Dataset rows
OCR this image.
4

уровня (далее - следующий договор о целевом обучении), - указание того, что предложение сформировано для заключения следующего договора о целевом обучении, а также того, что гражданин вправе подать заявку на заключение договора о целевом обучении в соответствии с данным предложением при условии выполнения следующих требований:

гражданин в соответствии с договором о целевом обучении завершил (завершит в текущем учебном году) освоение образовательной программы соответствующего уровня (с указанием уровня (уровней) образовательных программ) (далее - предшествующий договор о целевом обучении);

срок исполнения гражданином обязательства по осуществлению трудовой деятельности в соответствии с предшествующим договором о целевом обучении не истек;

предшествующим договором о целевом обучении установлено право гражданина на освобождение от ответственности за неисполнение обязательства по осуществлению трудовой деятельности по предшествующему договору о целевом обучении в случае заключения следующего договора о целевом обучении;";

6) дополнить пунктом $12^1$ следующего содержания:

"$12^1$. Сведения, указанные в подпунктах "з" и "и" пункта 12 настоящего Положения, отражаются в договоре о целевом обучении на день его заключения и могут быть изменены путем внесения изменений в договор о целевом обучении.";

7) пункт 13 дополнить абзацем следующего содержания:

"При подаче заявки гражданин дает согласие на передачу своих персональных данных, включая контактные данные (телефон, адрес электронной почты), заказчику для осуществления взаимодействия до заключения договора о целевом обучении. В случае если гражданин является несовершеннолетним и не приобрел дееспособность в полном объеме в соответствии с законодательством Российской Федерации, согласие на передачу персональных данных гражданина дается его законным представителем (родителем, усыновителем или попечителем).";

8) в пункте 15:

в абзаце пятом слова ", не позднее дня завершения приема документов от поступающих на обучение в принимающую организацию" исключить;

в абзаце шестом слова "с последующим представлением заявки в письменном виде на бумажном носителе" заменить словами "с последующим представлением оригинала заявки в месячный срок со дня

Your task → From the entries above, collect every line with the string "договором" in it.

Exercise response →
гражданин в соответствии с договором о целевом обучении завершил (завершит в текущем учебном году) освоение образовательной программы соответствующего уровня (с указанием уровня (уровней) образовательных программ) (далее - предшествующий договор о целевом обучении);
срок исполнения гражданином обязательства по осуществлению трудовой деятельности в соответствии с предшествующим договором о целевом обучении не истек;
предшествующим договором о целевом обучении установлено право гражданина на освобождение от ответственности за неисполнение обязательства по осуществлению трудовой деятельности по предшествующему договору о целевом обучении в случае заключения следующего договора о целевом обучении;";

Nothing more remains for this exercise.